> WHAT IS BEING ASKED: Could you copy every line from the material below in which "value" appears?

> EXTRACTED RECORDS:
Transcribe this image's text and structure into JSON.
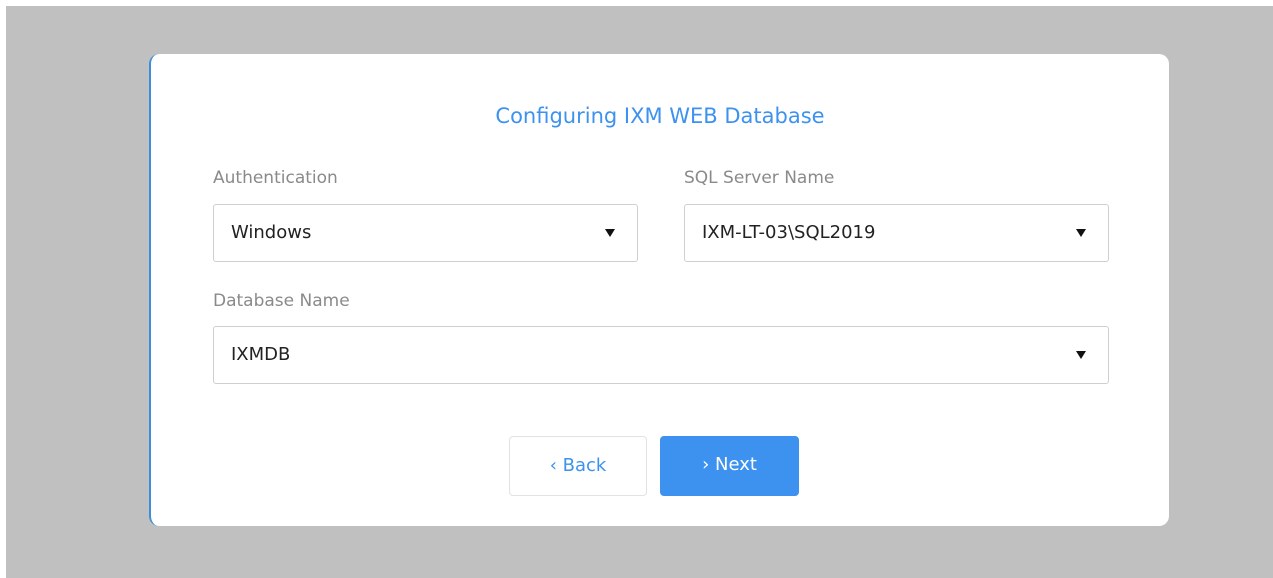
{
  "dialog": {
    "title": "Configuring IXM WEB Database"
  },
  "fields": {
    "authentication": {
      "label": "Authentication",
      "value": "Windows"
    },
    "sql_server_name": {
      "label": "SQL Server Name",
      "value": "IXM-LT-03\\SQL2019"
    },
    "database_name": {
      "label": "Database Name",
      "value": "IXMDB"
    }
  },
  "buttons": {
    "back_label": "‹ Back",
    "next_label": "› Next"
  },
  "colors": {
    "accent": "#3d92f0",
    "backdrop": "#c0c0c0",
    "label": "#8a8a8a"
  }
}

> THE COMPLETED TASK:
      "value": "Windows"
      "value": "IXM-LT-03\\SQL2019"
      "value": "IXMDB"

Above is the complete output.